**Task brief**. All lines in the data bearing the string "controllers" should be identified and copied.

Stored data entries:

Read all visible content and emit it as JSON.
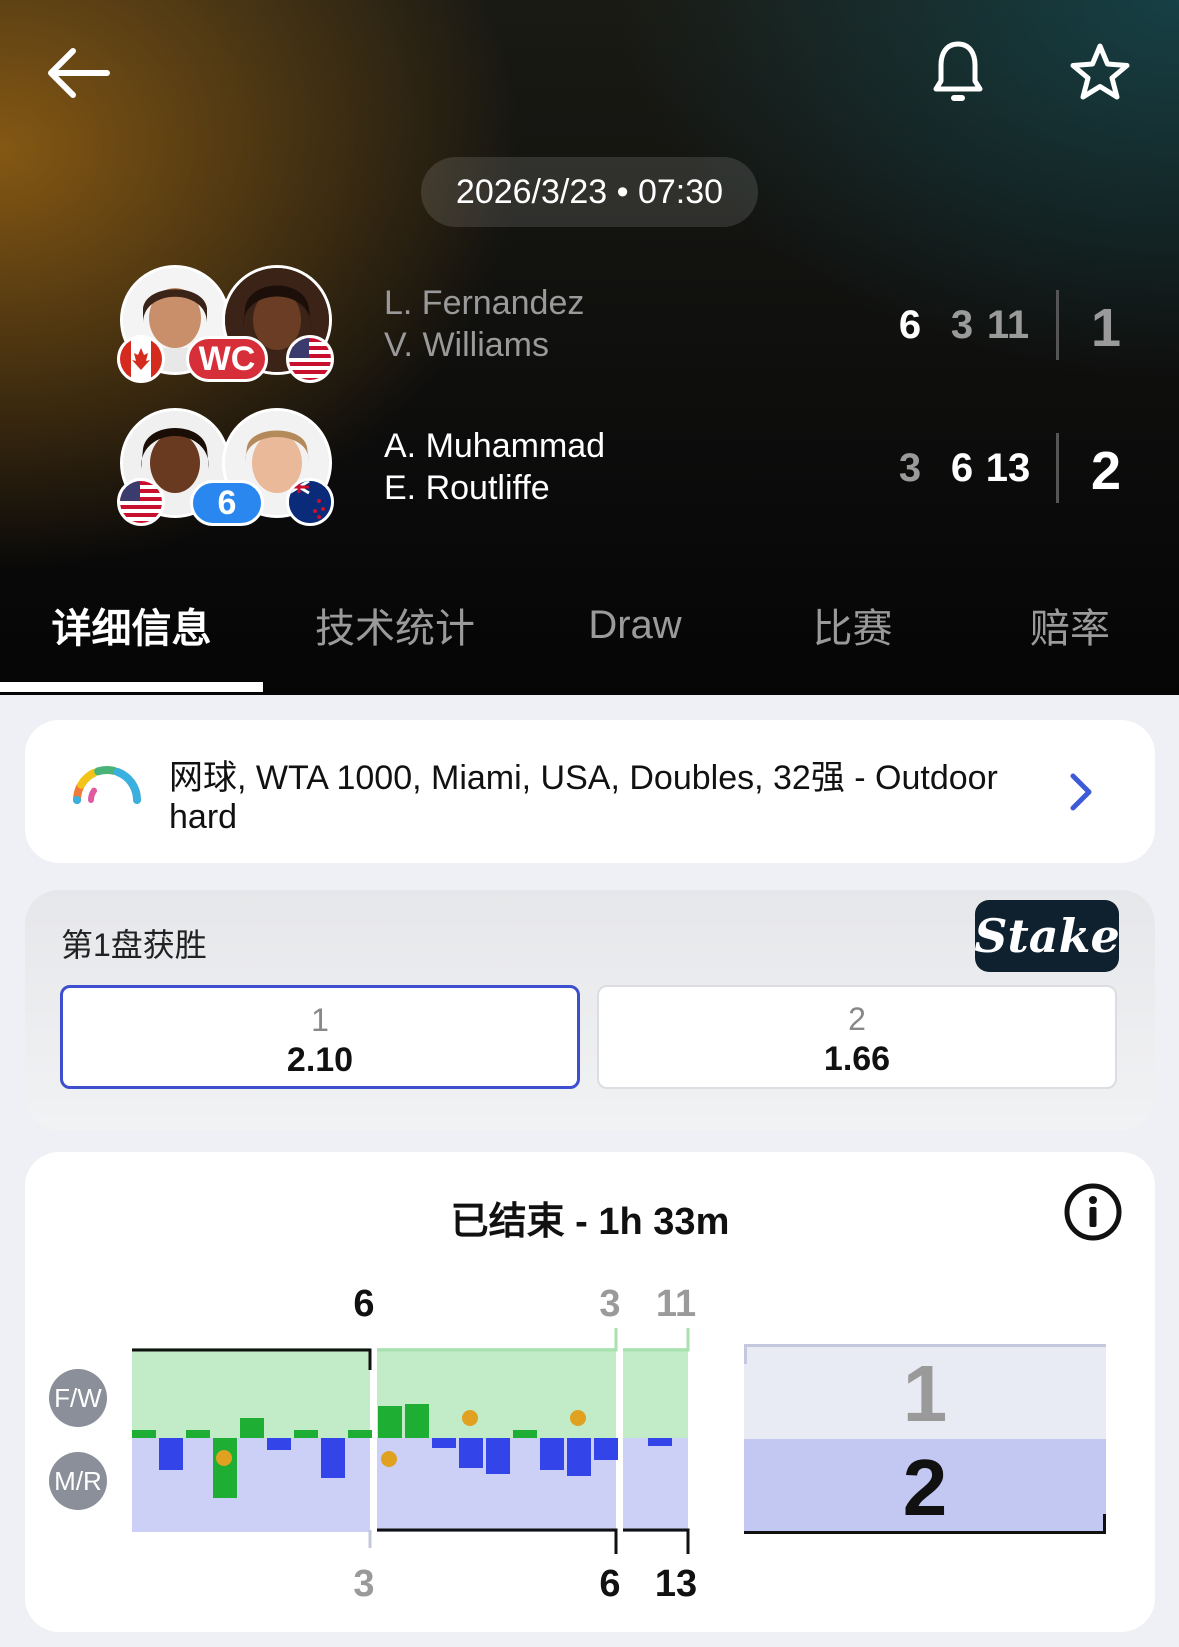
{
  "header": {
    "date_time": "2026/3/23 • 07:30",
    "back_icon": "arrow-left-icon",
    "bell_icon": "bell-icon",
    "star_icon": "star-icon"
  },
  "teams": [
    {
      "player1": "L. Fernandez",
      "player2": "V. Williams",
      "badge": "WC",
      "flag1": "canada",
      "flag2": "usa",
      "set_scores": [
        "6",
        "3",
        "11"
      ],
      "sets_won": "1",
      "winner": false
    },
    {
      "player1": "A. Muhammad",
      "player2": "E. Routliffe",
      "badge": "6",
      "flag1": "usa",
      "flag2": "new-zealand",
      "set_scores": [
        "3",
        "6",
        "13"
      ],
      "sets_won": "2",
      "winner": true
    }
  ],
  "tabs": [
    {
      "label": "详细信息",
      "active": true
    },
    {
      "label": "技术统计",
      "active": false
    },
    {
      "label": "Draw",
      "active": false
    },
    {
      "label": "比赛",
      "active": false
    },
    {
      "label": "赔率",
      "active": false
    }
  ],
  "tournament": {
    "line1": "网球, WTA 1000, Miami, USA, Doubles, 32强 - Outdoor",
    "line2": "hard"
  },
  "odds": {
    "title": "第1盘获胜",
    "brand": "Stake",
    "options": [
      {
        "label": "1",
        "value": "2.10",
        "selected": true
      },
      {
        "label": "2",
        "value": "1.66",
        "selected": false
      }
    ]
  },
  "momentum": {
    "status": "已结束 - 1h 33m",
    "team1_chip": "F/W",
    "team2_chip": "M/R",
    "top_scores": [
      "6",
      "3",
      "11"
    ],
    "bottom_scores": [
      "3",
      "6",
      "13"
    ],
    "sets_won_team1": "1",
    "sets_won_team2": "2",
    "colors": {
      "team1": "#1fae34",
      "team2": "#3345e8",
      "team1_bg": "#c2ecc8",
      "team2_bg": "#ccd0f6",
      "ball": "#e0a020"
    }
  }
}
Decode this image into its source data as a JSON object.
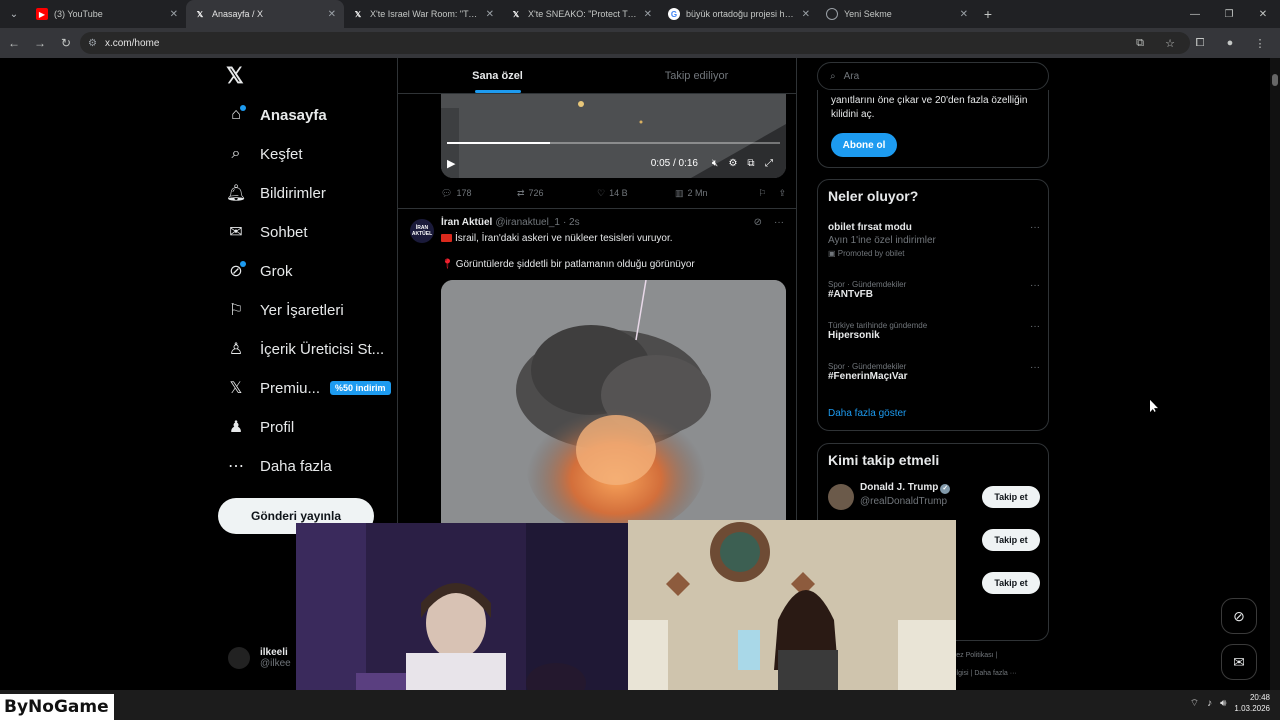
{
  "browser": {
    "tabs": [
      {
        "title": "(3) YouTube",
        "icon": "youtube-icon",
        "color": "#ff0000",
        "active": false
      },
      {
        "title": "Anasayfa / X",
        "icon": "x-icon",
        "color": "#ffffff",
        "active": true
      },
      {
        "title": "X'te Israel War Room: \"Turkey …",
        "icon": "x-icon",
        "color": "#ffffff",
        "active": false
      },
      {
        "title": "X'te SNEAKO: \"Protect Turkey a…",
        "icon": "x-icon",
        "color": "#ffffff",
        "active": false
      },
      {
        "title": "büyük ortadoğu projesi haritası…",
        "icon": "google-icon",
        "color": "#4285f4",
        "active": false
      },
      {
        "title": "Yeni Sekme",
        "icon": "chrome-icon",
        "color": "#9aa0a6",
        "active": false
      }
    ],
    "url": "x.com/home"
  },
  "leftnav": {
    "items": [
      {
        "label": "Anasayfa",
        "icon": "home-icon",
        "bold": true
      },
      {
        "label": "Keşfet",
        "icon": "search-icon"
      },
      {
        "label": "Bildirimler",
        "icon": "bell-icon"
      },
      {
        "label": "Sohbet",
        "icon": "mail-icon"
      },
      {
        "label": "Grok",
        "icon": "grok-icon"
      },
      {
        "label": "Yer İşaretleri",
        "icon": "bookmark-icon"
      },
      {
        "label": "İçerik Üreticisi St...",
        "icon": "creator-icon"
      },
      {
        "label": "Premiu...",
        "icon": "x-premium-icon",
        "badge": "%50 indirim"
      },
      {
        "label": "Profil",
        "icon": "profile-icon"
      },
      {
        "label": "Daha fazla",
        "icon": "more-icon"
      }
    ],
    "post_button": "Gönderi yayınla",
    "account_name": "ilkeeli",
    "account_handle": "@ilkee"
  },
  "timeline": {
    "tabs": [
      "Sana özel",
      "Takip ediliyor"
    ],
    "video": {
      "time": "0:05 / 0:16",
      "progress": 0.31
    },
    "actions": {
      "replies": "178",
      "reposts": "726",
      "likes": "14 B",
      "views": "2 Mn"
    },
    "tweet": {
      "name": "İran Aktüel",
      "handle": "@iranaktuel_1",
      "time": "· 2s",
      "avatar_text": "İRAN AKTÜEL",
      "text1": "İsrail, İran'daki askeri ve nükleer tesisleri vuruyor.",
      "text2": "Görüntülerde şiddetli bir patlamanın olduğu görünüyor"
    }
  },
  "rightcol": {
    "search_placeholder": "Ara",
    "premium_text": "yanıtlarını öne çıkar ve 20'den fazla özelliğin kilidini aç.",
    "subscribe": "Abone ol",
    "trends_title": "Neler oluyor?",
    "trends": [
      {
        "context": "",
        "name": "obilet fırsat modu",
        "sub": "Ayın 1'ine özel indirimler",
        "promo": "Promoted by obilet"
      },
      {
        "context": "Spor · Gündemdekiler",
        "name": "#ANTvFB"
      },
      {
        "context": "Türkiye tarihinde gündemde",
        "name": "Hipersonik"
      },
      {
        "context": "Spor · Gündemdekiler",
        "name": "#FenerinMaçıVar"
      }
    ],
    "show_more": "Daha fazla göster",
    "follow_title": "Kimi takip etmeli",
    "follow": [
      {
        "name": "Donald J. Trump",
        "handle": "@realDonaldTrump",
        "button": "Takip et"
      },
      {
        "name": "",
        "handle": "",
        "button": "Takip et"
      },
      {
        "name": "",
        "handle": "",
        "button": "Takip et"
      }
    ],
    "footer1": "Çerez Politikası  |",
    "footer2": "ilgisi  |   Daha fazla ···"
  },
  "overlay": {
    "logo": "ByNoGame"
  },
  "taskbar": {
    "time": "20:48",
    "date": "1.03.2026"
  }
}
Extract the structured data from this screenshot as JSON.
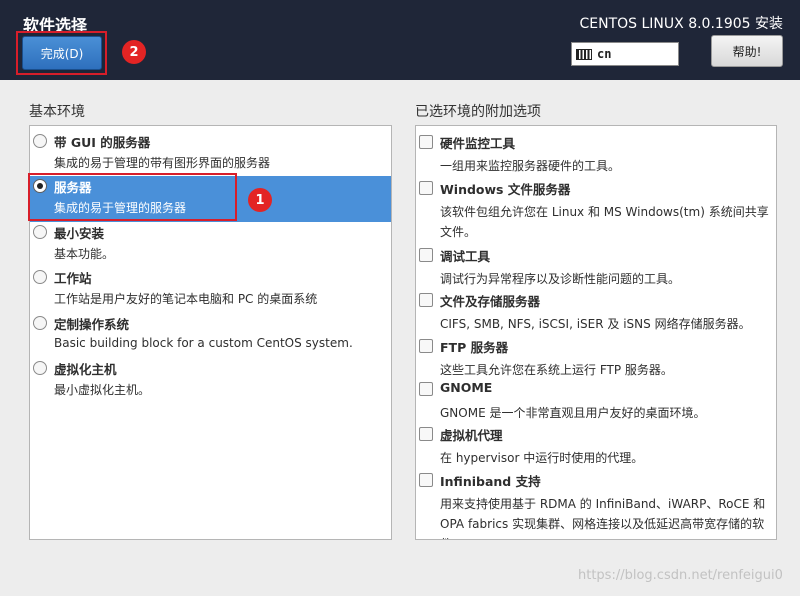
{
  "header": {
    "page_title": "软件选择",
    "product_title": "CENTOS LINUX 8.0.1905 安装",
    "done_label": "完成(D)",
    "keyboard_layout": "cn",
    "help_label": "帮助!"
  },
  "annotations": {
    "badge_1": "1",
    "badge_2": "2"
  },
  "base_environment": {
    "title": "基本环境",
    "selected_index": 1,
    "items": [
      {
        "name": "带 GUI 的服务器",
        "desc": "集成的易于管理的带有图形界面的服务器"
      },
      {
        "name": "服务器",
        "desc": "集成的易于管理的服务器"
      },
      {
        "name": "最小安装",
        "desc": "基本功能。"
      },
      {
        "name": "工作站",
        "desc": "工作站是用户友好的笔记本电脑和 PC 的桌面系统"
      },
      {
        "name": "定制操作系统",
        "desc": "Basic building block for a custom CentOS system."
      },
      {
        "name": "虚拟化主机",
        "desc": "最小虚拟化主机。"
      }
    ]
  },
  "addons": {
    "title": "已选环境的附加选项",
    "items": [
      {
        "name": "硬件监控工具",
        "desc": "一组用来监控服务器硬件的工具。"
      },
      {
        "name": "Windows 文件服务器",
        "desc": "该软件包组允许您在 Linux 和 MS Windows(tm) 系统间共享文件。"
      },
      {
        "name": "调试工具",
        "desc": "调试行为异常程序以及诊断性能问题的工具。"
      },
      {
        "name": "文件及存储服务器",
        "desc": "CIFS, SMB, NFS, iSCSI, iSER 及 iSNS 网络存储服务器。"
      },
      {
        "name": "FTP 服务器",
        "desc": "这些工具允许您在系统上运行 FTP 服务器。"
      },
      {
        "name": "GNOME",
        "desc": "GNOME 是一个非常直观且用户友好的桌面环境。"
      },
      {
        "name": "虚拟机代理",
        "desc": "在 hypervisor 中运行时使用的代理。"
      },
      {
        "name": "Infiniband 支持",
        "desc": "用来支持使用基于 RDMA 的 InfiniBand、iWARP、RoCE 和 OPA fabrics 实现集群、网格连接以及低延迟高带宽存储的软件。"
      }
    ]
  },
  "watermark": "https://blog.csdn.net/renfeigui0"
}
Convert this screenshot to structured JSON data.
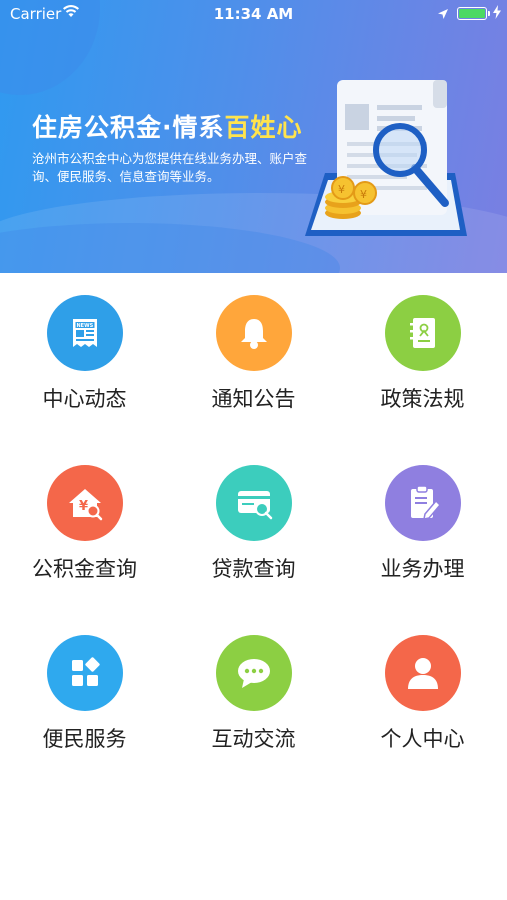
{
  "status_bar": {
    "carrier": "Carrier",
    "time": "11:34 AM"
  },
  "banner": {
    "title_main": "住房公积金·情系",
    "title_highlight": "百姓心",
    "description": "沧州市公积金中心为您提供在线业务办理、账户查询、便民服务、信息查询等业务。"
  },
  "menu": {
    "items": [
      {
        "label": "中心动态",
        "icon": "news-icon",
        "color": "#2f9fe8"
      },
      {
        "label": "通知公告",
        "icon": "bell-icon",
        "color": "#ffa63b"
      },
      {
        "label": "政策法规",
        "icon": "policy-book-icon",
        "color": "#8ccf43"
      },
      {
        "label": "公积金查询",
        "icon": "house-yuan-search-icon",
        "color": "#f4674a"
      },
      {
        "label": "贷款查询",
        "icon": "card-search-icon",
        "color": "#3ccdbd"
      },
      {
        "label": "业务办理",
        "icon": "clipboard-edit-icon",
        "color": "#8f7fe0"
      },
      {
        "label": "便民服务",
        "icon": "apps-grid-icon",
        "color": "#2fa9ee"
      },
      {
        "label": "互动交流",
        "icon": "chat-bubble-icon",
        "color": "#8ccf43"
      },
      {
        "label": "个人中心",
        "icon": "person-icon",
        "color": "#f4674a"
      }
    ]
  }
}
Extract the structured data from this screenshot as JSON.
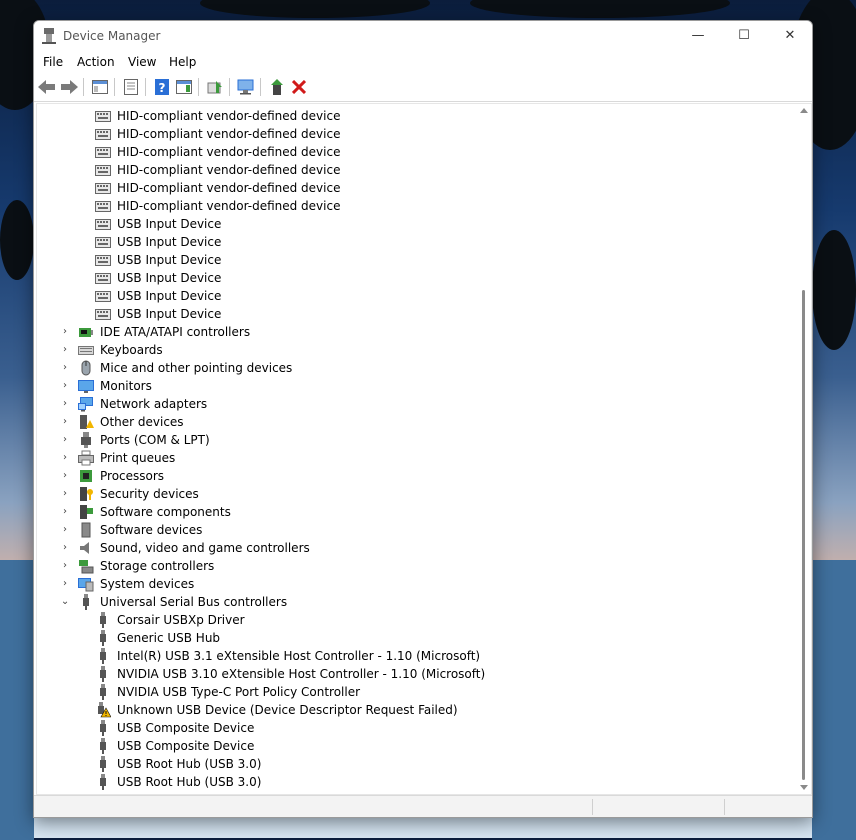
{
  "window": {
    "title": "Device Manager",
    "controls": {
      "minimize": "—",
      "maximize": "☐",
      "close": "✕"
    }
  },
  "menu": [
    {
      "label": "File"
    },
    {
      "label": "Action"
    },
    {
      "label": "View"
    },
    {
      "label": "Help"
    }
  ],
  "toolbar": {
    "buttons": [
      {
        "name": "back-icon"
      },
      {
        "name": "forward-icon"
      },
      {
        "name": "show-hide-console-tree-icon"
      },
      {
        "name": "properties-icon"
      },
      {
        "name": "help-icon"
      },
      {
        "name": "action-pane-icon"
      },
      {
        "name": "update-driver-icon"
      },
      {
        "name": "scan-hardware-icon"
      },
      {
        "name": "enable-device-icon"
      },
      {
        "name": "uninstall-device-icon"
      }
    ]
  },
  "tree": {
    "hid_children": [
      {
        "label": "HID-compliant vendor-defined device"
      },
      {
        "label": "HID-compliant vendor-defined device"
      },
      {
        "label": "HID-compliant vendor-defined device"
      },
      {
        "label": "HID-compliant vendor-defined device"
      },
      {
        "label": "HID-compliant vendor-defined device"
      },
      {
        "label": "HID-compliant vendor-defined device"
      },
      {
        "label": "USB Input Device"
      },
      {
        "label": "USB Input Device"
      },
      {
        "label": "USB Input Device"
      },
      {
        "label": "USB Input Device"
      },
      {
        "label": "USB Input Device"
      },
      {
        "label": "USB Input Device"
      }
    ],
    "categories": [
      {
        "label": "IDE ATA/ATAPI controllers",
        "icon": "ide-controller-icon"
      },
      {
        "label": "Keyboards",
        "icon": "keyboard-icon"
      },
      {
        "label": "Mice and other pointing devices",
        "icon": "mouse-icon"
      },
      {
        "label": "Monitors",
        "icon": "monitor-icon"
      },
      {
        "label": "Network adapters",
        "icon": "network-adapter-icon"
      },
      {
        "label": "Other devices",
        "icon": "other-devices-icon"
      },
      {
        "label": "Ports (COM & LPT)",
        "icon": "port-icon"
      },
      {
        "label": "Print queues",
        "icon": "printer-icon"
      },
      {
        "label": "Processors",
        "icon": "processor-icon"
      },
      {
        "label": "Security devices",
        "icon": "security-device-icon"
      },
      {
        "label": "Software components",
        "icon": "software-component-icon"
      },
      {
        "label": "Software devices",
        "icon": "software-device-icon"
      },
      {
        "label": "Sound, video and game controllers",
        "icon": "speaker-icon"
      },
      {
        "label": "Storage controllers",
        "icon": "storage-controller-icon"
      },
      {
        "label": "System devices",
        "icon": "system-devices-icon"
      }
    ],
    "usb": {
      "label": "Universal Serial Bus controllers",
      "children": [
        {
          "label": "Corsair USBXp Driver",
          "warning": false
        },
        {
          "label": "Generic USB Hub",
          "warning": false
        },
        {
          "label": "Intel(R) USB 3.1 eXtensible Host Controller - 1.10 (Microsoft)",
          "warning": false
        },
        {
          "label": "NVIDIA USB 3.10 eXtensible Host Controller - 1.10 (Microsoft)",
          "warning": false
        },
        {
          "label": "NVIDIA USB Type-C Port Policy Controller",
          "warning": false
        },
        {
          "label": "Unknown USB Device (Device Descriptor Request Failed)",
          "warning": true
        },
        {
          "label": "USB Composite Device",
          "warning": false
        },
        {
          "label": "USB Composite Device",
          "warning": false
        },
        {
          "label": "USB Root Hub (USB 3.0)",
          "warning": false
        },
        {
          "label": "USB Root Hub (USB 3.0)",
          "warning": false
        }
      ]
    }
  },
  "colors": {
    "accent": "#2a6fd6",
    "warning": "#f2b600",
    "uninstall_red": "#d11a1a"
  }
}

**Answer for this exercise**.
        "label": "IDE ATA/ATAPI controllers",
        "label": "Sound, video and game controllers",
        "label": "Storage controllers",
      "label": "Universal Serial Bus controllers",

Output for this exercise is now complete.